PROBLEM TO WORK ON:
Could you transcribe the material below exactly, without leaving out a single line?

GIVEN INFORMATION:
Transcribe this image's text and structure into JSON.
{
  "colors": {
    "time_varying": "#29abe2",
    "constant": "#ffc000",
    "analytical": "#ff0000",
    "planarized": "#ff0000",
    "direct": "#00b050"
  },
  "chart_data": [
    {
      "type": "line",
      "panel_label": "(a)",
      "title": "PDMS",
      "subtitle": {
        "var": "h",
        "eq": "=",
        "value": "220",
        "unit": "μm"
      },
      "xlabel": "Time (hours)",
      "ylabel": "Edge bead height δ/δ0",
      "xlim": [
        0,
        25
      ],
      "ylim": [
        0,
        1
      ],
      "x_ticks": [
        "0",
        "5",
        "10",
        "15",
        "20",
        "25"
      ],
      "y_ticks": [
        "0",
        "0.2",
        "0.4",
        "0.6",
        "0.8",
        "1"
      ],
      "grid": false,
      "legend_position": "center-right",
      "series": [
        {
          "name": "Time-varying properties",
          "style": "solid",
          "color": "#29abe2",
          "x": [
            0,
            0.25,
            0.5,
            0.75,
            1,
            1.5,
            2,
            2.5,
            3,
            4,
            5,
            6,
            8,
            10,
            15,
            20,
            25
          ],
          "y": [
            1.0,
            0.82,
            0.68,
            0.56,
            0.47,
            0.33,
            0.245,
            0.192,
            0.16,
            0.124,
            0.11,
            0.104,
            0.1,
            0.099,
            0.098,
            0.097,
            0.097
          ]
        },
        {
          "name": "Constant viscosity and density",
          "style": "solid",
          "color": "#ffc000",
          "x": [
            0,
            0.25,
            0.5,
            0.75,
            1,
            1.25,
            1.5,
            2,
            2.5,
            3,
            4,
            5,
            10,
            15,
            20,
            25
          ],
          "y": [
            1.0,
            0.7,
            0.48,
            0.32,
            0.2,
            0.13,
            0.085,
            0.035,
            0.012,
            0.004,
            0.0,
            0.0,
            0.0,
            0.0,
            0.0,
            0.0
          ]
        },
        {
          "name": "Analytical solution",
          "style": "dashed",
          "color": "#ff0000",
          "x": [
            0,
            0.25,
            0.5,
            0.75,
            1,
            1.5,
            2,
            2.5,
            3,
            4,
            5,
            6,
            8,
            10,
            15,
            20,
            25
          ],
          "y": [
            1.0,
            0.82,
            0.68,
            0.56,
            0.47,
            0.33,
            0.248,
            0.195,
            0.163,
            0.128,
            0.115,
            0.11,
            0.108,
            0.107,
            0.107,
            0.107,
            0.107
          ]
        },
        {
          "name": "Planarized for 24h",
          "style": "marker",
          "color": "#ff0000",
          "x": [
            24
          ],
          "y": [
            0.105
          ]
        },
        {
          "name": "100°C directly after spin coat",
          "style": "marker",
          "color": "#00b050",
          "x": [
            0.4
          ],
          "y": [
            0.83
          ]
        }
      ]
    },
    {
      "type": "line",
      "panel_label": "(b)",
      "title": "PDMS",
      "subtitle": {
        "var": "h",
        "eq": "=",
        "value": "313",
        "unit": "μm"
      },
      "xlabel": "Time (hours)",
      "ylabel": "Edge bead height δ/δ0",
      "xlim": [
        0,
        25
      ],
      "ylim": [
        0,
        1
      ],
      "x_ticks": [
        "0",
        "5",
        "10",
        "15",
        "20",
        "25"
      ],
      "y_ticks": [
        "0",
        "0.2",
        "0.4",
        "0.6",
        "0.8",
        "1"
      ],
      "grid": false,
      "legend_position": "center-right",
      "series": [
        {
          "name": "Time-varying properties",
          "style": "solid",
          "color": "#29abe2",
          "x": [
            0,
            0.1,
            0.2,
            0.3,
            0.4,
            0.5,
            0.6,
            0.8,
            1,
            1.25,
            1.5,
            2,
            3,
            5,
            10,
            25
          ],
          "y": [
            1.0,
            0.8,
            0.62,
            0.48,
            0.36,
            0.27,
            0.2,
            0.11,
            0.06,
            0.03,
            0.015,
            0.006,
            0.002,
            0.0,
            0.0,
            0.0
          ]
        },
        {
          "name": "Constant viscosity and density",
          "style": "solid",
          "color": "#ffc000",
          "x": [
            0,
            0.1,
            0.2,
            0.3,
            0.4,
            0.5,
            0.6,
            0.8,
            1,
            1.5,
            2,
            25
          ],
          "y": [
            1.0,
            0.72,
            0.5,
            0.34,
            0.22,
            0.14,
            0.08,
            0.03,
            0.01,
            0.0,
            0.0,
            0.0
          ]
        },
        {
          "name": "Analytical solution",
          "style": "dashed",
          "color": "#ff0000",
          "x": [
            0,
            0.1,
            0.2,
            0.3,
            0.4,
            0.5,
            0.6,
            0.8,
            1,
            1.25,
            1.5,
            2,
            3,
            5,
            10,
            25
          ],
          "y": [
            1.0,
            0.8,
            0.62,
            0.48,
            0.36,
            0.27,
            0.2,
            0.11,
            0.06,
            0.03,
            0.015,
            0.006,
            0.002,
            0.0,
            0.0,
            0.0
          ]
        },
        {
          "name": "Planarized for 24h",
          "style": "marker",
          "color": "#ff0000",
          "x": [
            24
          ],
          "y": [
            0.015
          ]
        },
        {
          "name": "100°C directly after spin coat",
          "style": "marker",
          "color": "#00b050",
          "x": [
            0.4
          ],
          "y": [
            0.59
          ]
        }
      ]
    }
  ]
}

RESPONSE:
Transcribe this image's text and structure into JSON.
{
  "colors": {
    "time_varying": "#29abe2",
    "constant": "#ffc000",
    "analytical": "#ff0000",
    "planarized": "#ff0000",
    "direct": "#00b050"
  },
  "chart_data": [
    {
      "type": "line",
      "panel_label": "(a)",
      "title": "PDMS",
      "subtitle": {
        "var": "h",
        "eq": "=",
        "value": "220",
        "unit": "μm"
      },
      "xlabel": "Time (hours)",
      "ylabel": "Edge bead height δ/δ0",
      "xlim": [
        0,
        25
      ],
      "ylim": [
        0,
        1
      ],
      "x_ticks": [
        "0",
        "5",
        "10",
        "15",
        "20",
        "25"
      ],
      "y_ticks": [
        "0",
        "0.2",
        "0.4",
        "0.6",
        "0.8",
        "1"
      ],
      "grid": false,
      "legend_position": "center-right",
      "series": [
        {
          "name": "Time-varying properties",
          "style": "solid",
          "color": "#29abe2",
          "x": [
            0,
            0.25,
            0.5,
            0.75,
            1,
            1.5,
            2,
            2.5,
            3,
            4,
            5,
            6,
            8,
            10,
            15,
            20,
            25
          ],
          "y": [
            1.0,
            0.82,
            0.68,
            0.56,
            0.47,
            0.33,
            0.245,
            0.192,
            0.16,
            0.124,
            0.11,
            0.104,
            0.1,
            0.099,
            0.098,
            0.097,
            0.097
          ]
        },
        {
          "name": "Constant viscosity and density",
          "style": "solid",
          "color": "#ffc000",
          "x": [
            0,
            0.25,
            0.5,
            0.75,
            1,
            1.25,
            1.5,
            2,
            2.5,
            3,
            4,
            5,
            10,
            15,
            20,
            25
          ],
          "y": [
            1.0,
            0.7,
            0.48,
            0.32,
            0.2,
            0.13,
            0.085,
            0.035,
            0.012,
            0.004,
            0.0,
            0.0,
            0.0,
            0.0,
            0.0,
            0.0
          ]
        },
        {
          "name": "Analytical solution",
          "style": "dashed",
          "color": "#ff0000",
          "x": [
            0,
            0.25,
            0.5,
            0.75,
            1,
            1.5,
            2,
            2.5,
            3,
            4,
            5,
            6,
            8,
            10,
            15,
            20,
            25
          ],
          "y": [
            1.0,
            0.82,
            0.68,
            0.56,
            0.47,
            0.33,
            0.248,
            0.195,
            0.163,
            0.128,
            0.115,
            0.11,
            0.108,
            0.107,
            0.107,
            0.107,
            0.107
          ]
        },
        {
          "name": "Planarized for 24h",
          "style": "marker",
          "color": "#ff0000",
          "x": [
            24
          ],
          "y": [
            0.105
          ]
        },
        {
          "name": "100°C directly after spin coat",
          "style": "marker",
          "color": "#00b050",
          "x": [
            0.4
          ],
          "y": [
            0.83
          ]
        }
      ]
    },
    {
      "type": "line",
      "panel_label": "(b)",
      "title": "PDMS",
      "subtitle": {
        "var": "h",
        "eq": "=",
        "value": "313",
        "unit": "μm"
      },
      "xlabel": "Time (hours)",
      "ylabel": "Edge bead height δ/δ0",
      "xlim": [
        0,
        25
      ],
      "ylim": [
        0,
        1
      ],
      "x_ticks": [
        "0",
        "5",
        "10",
        "15",
        "20",
        "25"
      ],
      "y_ticks": [
        "0",
        "0.2",
        "0.4",
        "0.6",
        "0.8",
        "1"
      ],
      "grid": false,
      "legend_position": "center-right",
      "series": [
        {
          "name": "Time-varying properties",
          "style": "solid",
          "color": "#29abe2",
          "x": [
            0,
            0.1,
            0.2,
            0.3,
            0.4,
            0.5,
            0.6,
            0.8,
            1,
            1.25,
            1.5,
            2,
            3,
            5,
            10,
            25
          ],
          "y": [
            1.0,
            0.8,
            0.62,
            0.48,
            0.36,
            0.27,
            0.2,
            0.11,
            0.06,
            0.03,
            0.015,
            0.006,
            0.002,
            0.0,
            0.0,
            0.0
          ]
        },
        {
          "name": "Constant viscosity and density",
          "style": "solid",
          "color": "#ffc000",
          "x": [
            0,
            0.1,
            0.2,
            0.3,
            0.4,
            0.5,
            0.6,
            0.8,
            1,
            1.5,
            2,
            25
          ],
          "y": [
            1.0,
            0.72,
            0.5,
            0.34,
            0.22,
            0.14,
            0.08,
            0.03,
            0.01,
            0.0,
            0.0,
            0.0
          ]
        },
        {
          "name": "Analytical solution",
          "style": "dashed",
          "color": "#ff0000",
          "x": [
            0,
            0.1,
            0.2,
            0.3,
            0.4,
            0.5,
            0.6,
            0.8,
            1,
            1.25,
            1.5,
            2,
            3,
            5,
            10,
            25
          ],
          "y": [
            1.0,
            0.8,
            0.62,
            0.48,
            0.36,
            0.27,
            0.2,
            0.11,
            0.06,
            0.03,
            0.015,
            0.006,
            0.002,
            0.0,
            0.0,
            0.0
          ]
        },
        {
          "name": "Planarized for 24h",
          "style": "marker",
          "color": "#ff0000",
          "x": [
            24
          ],
          "y": [
            0.015
          ]
        },
        {
          "name": "100°C directly after spin coat",
          "style": "marker",
          "color": "#00b050",
          "x": [
            0.4
          ],
          "y": [
            0.59
          ]
        }
      ]
    }
  ]
}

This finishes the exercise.